Task statement: Which lines hold the word "Revenue"? Show each of them.

** start Dataset **

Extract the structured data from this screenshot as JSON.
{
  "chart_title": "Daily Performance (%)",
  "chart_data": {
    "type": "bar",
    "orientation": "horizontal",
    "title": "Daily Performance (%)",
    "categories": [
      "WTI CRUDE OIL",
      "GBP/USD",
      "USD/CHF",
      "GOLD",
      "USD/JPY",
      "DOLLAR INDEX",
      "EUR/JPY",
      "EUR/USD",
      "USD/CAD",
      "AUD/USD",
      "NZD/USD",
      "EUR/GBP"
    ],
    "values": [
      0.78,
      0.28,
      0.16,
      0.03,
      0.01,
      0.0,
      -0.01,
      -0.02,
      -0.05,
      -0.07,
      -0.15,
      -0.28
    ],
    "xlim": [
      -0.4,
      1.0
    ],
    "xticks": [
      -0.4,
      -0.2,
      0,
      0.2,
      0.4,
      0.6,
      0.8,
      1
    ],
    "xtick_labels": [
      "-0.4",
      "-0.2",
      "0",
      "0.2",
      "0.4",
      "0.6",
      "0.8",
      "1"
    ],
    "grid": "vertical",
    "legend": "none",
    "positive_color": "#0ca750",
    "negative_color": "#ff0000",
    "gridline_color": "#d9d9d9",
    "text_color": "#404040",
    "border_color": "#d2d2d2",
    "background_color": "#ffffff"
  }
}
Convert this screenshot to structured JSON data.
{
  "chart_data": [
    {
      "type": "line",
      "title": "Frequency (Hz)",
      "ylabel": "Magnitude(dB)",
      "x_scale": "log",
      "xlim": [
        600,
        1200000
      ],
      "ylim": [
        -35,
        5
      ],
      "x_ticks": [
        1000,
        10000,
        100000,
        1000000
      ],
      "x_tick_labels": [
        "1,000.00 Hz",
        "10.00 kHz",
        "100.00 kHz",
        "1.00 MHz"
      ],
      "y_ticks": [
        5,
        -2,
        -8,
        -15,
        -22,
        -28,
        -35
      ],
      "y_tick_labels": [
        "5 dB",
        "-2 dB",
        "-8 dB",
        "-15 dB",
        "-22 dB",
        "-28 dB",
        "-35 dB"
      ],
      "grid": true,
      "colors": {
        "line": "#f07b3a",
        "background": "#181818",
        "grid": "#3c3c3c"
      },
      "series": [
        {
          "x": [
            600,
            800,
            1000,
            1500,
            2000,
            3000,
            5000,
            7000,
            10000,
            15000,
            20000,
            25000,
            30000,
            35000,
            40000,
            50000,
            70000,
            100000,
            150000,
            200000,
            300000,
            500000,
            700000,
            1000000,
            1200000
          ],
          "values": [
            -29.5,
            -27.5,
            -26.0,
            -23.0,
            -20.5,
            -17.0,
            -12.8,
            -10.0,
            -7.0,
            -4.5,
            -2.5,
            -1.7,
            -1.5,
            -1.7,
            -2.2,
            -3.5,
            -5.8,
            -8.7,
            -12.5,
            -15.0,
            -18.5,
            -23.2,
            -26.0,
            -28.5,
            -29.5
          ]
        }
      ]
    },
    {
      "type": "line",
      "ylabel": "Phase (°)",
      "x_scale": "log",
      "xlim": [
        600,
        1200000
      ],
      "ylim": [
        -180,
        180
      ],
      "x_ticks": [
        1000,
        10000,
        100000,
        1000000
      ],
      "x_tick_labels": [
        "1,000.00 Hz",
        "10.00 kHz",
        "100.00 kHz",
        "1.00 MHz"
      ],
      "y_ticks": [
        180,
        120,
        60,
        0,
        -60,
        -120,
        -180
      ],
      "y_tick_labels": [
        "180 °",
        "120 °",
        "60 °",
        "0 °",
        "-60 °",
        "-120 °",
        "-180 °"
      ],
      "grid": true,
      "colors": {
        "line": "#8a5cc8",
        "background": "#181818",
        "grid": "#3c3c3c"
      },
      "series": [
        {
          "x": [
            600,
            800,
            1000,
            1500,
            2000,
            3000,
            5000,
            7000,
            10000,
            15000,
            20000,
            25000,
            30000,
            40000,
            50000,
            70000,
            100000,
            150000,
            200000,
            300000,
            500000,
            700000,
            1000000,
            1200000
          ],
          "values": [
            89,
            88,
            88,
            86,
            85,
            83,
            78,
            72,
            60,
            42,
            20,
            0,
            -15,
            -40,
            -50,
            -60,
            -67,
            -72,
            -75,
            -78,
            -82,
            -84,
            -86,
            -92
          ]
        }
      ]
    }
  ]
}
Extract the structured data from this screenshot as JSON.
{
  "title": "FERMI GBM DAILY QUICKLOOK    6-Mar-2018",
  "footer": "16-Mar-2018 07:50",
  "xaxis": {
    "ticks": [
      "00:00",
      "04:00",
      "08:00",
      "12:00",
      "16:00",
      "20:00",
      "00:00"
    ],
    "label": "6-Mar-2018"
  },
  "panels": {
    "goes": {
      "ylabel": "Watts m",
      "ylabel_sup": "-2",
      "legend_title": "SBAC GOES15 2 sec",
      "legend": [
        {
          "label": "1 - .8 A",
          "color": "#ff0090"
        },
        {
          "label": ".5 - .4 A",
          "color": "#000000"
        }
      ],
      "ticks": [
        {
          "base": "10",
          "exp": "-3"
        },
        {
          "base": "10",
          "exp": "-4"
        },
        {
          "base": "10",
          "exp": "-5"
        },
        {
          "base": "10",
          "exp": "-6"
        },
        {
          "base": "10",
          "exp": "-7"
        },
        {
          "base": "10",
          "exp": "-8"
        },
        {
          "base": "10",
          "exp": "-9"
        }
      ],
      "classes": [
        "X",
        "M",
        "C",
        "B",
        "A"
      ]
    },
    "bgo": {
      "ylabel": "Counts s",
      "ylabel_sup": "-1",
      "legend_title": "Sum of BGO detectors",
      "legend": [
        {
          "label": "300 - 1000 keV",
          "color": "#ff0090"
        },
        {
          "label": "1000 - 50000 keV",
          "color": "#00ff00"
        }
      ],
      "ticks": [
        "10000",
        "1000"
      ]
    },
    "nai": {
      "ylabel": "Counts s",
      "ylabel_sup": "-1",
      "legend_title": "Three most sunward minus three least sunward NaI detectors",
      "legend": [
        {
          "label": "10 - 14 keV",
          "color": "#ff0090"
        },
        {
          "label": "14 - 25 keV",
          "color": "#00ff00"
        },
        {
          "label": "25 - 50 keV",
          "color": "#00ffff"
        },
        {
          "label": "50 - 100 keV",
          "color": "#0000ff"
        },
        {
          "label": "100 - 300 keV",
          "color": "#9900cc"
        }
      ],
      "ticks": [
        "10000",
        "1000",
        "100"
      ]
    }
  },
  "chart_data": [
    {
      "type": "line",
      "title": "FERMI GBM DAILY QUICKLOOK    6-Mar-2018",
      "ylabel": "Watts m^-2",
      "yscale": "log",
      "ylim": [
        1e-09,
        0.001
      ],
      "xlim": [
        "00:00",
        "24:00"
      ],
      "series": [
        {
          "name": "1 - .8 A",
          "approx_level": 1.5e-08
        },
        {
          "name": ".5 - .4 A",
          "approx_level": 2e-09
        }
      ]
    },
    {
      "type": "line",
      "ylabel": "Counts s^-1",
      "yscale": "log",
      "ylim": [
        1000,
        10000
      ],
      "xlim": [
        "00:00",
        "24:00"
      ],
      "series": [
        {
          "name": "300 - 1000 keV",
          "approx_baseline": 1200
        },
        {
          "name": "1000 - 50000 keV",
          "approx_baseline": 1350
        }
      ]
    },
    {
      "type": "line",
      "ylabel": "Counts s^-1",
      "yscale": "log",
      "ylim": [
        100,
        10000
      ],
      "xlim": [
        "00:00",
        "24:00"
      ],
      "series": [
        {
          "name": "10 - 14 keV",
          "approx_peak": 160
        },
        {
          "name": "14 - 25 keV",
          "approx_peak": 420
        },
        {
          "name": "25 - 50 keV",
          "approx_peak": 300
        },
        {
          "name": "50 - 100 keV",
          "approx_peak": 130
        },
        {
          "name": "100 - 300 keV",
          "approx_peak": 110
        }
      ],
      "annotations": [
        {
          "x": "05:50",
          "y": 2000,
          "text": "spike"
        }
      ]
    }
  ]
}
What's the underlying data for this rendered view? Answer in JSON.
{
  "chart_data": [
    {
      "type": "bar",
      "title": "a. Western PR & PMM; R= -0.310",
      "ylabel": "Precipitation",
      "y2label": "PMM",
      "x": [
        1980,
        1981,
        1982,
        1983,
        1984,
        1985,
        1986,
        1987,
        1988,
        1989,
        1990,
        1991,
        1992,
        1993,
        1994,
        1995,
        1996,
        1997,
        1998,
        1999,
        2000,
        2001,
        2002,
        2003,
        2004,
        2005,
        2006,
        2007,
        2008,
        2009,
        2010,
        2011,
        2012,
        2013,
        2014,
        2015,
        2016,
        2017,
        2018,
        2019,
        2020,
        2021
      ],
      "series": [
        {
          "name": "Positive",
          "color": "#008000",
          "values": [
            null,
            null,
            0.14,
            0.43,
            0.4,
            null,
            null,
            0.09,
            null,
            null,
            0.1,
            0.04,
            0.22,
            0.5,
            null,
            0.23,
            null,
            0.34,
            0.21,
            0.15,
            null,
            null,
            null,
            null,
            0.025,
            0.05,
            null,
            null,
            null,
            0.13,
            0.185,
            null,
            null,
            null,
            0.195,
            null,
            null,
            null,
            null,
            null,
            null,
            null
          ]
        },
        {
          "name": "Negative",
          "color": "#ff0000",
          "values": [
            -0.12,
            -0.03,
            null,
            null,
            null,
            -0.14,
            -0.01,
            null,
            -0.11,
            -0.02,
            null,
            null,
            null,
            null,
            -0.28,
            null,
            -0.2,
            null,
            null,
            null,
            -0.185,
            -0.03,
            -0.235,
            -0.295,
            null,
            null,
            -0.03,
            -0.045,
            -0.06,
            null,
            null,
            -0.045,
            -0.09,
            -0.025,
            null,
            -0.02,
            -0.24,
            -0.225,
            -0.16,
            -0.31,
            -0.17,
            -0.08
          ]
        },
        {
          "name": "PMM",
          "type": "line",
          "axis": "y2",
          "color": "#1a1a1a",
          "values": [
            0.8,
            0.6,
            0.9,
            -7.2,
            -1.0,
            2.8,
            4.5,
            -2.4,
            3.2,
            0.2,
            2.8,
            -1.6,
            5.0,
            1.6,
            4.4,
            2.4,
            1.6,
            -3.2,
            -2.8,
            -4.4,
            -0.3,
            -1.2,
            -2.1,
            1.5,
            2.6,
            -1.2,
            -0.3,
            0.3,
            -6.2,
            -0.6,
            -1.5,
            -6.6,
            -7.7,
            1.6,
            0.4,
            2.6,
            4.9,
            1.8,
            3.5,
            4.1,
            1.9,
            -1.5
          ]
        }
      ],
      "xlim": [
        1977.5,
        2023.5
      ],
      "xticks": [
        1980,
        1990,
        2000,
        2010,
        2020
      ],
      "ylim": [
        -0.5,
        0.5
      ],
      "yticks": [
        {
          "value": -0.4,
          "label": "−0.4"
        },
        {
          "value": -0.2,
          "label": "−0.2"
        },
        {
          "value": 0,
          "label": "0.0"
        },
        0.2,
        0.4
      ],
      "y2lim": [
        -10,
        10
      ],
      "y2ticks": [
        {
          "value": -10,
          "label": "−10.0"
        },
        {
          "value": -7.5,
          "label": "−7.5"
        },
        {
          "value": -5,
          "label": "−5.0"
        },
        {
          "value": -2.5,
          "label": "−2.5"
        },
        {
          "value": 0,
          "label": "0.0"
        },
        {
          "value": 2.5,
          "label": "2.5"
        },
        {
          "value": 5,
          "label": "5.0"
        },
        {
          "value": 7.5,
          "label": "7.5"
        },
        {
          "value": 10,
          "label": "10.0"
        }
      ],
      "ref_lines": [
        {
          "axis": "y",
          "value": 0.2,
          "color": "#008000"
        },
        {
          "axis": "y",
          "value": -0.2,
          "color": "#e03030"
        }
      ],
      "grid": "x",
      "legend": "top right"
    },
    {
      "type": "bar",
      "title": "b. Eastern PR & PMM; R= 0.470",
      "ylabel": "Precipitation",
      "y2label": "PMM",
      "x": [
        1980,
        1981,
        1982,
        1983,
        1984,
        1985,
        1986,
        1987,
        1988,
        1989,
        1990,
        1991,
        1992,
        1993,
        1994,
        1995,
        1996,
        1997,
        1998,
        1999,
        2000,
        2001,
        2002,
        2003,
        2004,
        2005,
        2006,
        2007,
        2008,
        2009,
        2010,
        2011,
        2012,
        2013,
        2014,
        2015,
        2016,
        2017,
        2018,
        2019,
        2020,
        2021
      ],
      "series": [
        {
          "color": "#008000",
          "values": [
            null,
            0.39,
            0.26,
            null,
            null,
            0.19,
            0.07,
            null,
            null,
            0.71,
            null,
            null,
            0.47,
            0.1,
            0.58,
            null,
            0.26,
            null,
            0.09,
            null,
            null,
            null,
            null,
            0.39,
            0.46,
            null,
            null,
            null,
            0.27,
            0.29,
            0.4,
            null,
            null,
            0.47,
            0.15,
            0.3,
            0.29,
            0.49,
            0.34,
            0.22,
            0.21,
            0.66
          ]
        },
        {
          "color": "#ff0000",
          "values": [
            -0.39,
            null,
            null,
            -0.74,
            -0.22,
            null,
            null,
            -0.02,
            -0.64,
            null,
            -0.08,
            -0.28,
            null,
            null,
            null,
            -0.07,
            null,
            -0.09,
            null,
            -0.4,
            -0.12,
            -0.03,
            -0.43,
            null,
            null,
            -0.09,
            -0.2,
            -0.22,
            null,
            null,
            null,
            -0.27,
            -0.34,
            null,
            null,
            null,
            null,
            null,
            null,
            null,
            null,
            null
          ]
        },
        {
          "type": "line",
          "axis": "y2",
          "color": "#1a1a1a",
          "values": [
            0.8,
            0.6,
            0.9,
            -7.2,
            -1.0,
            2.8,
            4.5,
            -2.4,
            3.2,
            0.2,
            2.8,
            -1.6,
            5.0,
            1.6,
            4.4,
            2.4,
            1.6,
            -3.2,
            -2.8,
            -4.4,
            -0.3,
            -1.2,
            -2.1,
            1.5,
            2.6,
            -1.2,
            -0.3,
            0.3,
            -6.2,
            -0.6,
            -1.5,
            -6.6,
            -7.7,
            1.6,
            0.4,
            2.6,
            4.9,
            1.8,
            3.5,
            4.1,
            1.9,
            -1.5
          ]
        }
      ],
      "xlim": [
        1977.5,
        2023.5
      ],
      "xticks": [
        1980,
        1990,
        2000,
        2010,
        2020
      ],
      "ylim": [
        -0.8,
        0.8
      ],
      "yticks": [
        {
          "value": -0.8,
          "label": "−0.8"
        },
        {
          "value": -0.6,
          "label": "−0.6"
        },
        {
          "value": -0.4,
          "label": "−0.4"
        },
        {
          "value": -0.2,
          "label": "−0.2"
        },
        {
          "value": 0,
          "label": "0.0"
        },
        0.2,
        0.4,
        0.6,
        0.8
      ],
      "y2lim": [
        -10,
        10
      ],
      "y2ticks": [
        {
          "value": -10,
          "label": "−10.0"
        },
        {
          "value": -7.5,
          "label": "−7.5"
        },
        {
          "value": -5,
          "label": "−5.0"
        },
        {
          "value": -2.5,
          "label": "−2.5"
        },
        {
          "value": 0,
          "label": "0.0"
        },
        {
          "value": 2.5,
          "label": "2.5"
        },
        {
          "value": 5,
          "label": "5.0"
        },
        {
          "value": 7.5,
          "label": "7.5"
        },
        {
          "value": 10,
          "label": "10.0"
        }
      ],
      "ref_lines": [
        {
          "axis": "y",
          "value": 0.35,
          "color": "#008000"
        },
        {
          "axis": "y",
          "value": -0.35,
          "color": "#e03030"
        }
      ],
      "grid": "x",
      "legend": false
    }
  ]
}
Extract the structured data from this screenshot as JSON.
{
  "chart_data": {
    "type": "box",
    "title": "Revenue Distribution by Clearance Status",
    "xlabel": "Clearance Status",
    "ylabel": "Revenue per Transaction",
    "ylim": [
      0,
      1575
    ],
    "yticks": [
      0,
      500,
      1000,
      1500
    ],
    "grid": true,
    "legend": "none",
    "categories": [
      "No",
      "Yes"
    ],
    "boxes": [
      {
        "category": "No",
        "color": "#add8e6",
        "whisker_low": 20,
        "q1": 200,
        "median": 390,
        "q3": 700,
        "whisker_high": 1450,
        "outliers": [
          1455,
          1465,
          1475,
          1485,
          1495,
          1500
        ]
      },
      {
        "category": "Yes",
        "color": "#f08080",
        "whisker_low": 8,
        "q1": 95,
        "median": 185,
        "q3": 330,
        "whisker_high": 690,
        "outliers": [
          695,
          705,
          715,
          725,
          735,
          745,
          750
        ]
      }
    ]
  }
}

** end Dataset **

The solution:
    "title": "Revenue Distribution by Clearance Status",
    "ylabel": "Revenue per Transaction",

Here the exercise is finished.